** Start of TASK INPUT **

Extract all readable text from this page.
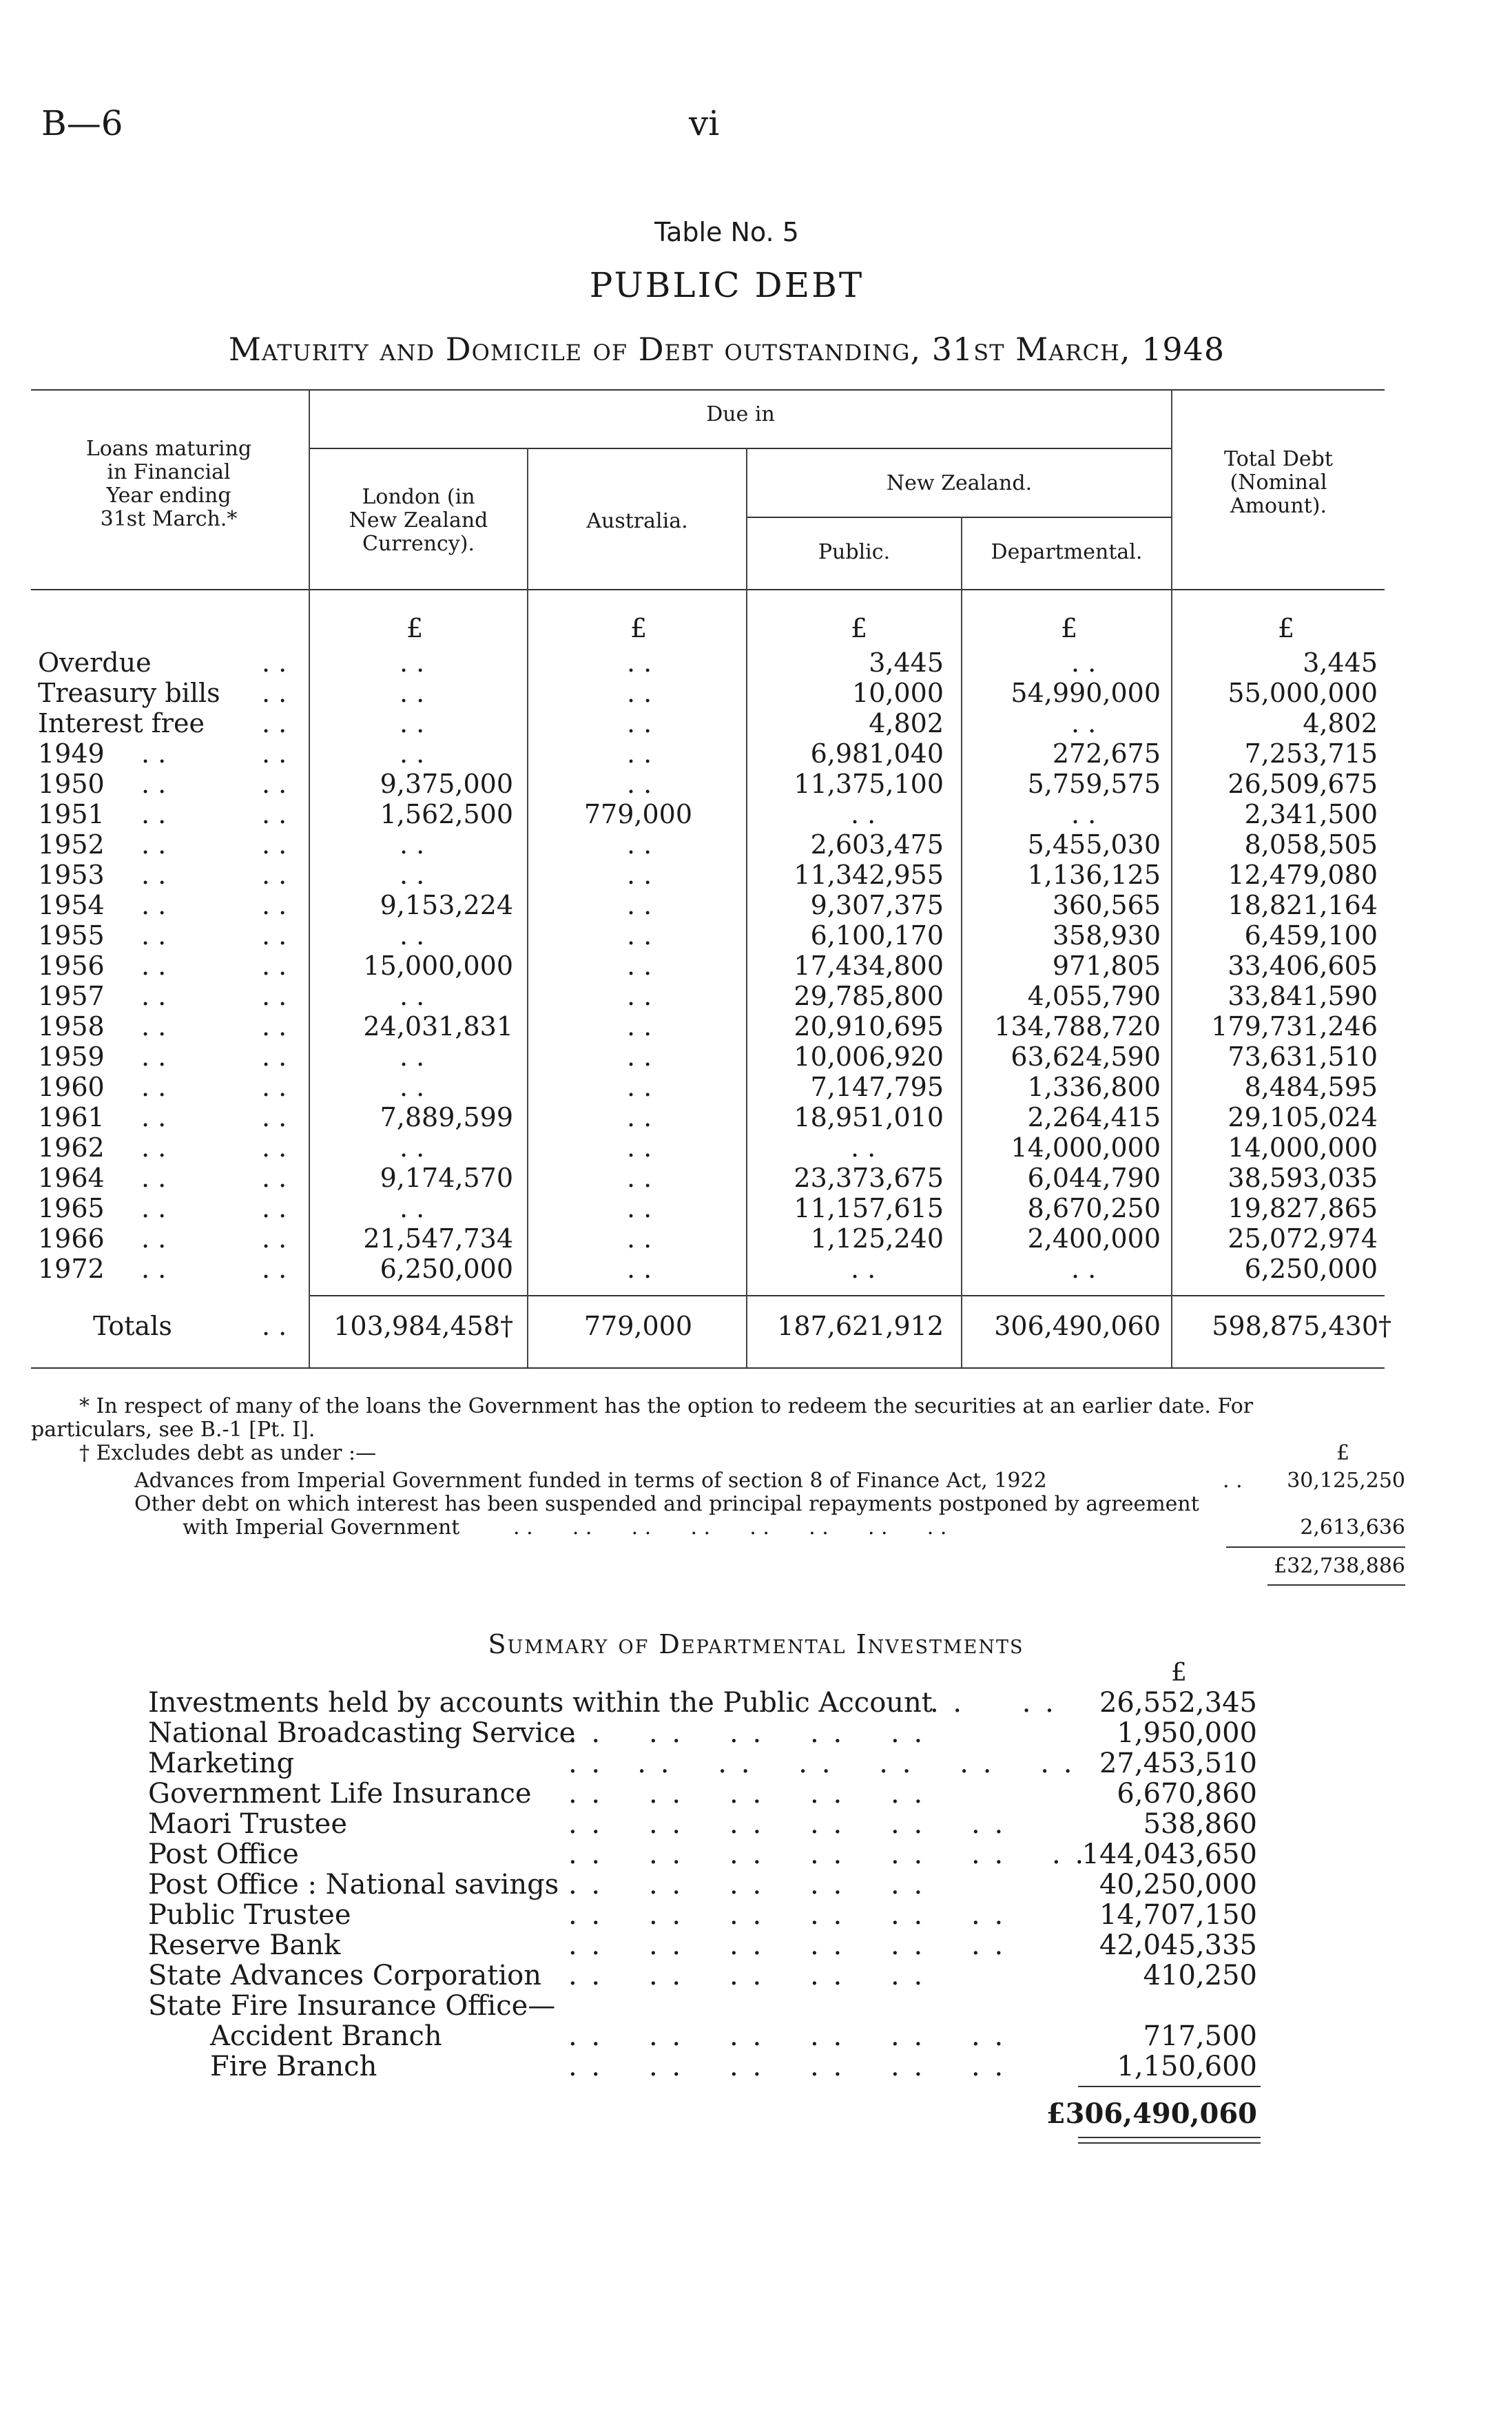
B—6	vi
Table No. 5
PUBLIC DEBT
Maturity and Domicile of Debt outstanding, 31st March, 1948
Loans maturing
in Financial
Year ending
31st March.*
Due in
London (in
New Zealand
Currency).
Australia.
New Zealand.
Public.	Departmental.
Total Debt
(Nominal
Amount).
£	£	£	£	£
Overdue	. .	. .	. .	3,445	. .	3,445
Treasury bills . .	. .	. .	10,000	54,990,000	55,000,000
Interest free . .	. .	. .	4,802	. .	4,802
1949 . .	. .	. .	. .	6,981,040	272,675	7,253,715
1950 . .	. .	9,375,000	. .	11,375,100	5,759,575	26,509,675
1951 . .	. .	1,562,500	779,000	. .	. .	2,341,500
1952 . .	. .	. .	. .	2,603,475	5,455,030	8,058,505
1953 . .	. .	. .	. .	11,342,955	1,136,125	12,479,080
1954 . .	. .	9,153,224	. .	9,307,375	360,565	18,821,164
1955 . .	. .	. .	. .	6,100,170	358,930	6,459,100
1956 . .	. .	15,000,000	. .	17,434,800	971,805	33,406,605
1957 . .	. .	. .	. .	29,785,800	4,055,790	33,841,590
1958 . .	. .	24,031,831	. .	20,910,695 134,788,720 179,731,246
1959 . .	. .	. .	. .	10,006,920	63,624,590	73,631,510
1960 . .	. .	. .	. .	7,147,795	1,336,800	8,484,595
1961 . .	. .	7,889,599	. .	18,951,010	2,264,415	29,105,024
1962 . .	. .	. .	. .	. .	14,000,000	14,000,000
1964 . .	. .	9,174,570	. .	23,373,675	6,044,790	38,593,035
1965 . .	. .	. .	. .	11,157,615	8,670,250	19,827,865
1966 . .	. .	21,547,734	. .	1,125,240	2,400,000	25,072,974
1972 . .	. .	6,250,000	. .	. .	. .	6,250,000
Totals	. . 103,984,458†	779,000	187,621,912 306,490,060 598,875,430†
* In respect of many of the loans the Government has the option to redeem the securities at an earlier date. For
particulars, see B.-1 [Pt. I].
† Excludes debt as under :—	£
Advances from Imperial Government funded in terms of section 8 of Finance Act, 1922	. . 30,125,250
Other debt on which interest has been suspended and principal repayments postponed by agreement
with Imperial Government	. .      . .      . .      . .      . .      . .      . .      . .	2,613,636
£32,738,886
Summary of Departmental Investments
£
Investments held by accounts within the Public Account
. .     . . 26,552,345
National Broadcasting Service
. .    . .    . .    . .    . .	1,950,000
Marketing	. .   . .    . .    . .    . .    . .    . . 27,453,510
Government Life Insurance . .    . .    . .    . .    . .	6,670,860
Maori Trustee	. .    . .    . .    . .    . .    . .	538,860
Post Office	. .    . .    . .    . .    . .    . .    . .
144,043,650
Post Office : National savings . .    . .    . .    . .    . .	40,250,000
Public Trustee	. .    . .    . .    . .    . .    . .	14,707,150
Reserve Bank	. .    . .    . .    . .    . .    . .	42,045,335
State Advances Corporation . .    . .    . .    . .    . .	410,250
State Fire Insurance Office—
Accident Branch	. .    . .    . .    . .    . .    . .	717,500
Fire Branch	. .    . .    . .    . .    . .    . .	1,150,600
£306,490,060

** End of TASK INPUT **

- AIM OF THE EXERCISE:
Report how many lines in the records hold the word "Advances", giving the number and nothing else.

- PROBLEM SOLUTION:
2